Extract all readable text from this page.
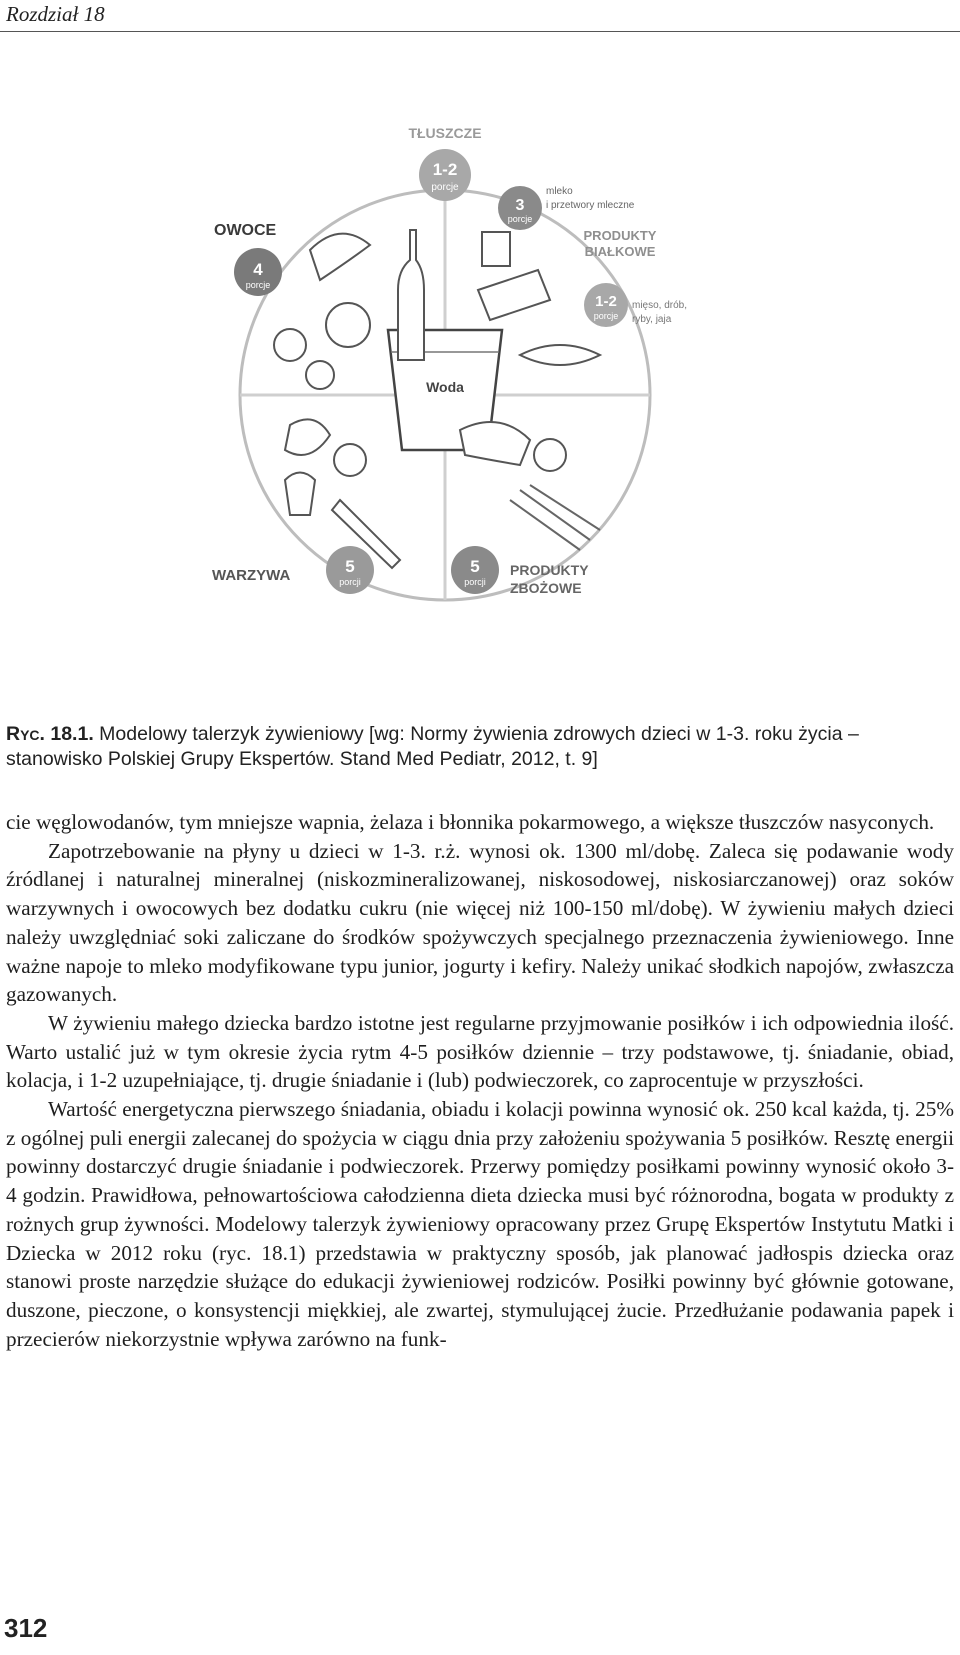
Rozdział 18
Woda
TŁUSZCZE
1-2
porcje
OWOCE
4
porcje
3
porcje
mleko
i przetwory mleczne
PRODUKTY
BIAŁKOWE
1-2
porcje
mięso, drób,
ryby, jaja
WARZYWA	5
porcji
5
porcji
PRODUKTY
ZBOŻOWE
Ryc. 18.1. Modelowy talerzyk żywieniowy [wg: Normy żywienia zdrowych dzieci w 1-3. roku życia – stanowisko Polskiej Grupy Ekspertów. Stand Med Pediatr, 2012, t. 9]

cie węglowodanów, tym mniejsze wapnia, żelaza i błonnika pokarmowego, a większe tłuszczów nasyconych.

Zapotrzebowanie na płyny u dzieci w 1-3. r.ż. wynosi ok. 1300 ml/dobę. Zaleca się podawanie wody źródlanej i naturalnej mineralnej (niskozmineralizowanej, niskosodowej, niskosiarczanowej) oraz soków warzywnych i owocowych bez dodatku cukru (nie więcej niż 100-150 ml/dobę). W żywieniu małych dzieci należy uwzględniać soki zaliczane do środków spożywczych specjalnego przeznaczenia żywieniowego. Inne ważne napoje to mleko modyfikowane typu junior, jogurty i kefiry. Należy unikać słodkich napojów, zwłaszcza gazowanych.

W żywieniu małego dziecka bardzo istotne jest regularne przyjmowanie posiłków i ich odpowiednia ilość. Warto ustalić już w tym okresie życia rytm 4-5 posiłków dziennie – trzy podstawowe, tj. śniadanie, obiad, kolacja, i 1-2 uzupełniające, tj. drugie śniadanie i (lub) podwieczorek, co zaprocentuje w przyszłości.

Wartość energetyczna pierwszego śniadania, obiadu i kolacji powinna wynosić ok. 250 kcal każda, tj. 25% z ogólnej puli energii zalecanej do spożycia w ciągu dnia przy założeniu spożywania 5 posiłków. Resztę energii powinny dostarczyć drugie śniadanie i podwieczorek. Przerwy pomiędzy posiłkami powinny wynosić około 3-4 godzin. Prawidłowa, pełnowartościowa całodzienna dieta dziecka musi być różnorodna, bogata w produkty z rożnych grup żywności. Modelowy talerzyk żywieniowy opracowany przez Grupę Ekspertów Instytutu Matki i Dziecka w 2012 roku (ryc. 18.1) przedstawia w praktyczny sposób, jak planować jadłospis dziecka oraz stanowi proste narzędzie służące do edukacji żywieniowej rodziców. Posiłki powinny być głównie gotowane, duszone, pieczone, o konsystencji miękkiej, ale zwartej, stymulującej żucie. Przedłużanie podawania papek i przecierów niekorzystnie wpływa zarówno na funk-

312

* * * * *

**AIM**
Pull out all lines containing "żywieniu".

**SOLUTION TO THIS EXERCISE**
Zapotrzebowanie na płyny u dzieci w 1-3. r.ż. wynosi ok. 1300 ml/dobę. Zaleca się podawanie wody źródlanej i naturalnej mineralnej (niskozmineralizowanej, niskosodowej, niskosiarczanowej) oraz soków warzywnych i owocowych bez dodatku cukru (nie więcej niż 100-150 ml/dobę). W żywieniu małych dzieci należy uwzględniać soki zaliczane do środków spożywczych specjalnego przeznaczenia żywieniowego. Inne ważne napoje to mleko modyfikowane typu junior, jogurty i kefiry. Należy unikać słodkich napojów, zwłaszcza gazowanych.
W żywieniu małego dziecka bardzo istotne jest regularne przyjmowanie posiłków i ich odpowiednia ilość. Warto ustalić już w tym okresie życia rytm 4-5 posiłków dziennie – trzy podstawowe, tj. śniadanie, obiad, kolacja, i 1-2 uzupełniające, tj. drugie śniadanie i (lub) podwieczorek, co zaprocentuje w przyszłości.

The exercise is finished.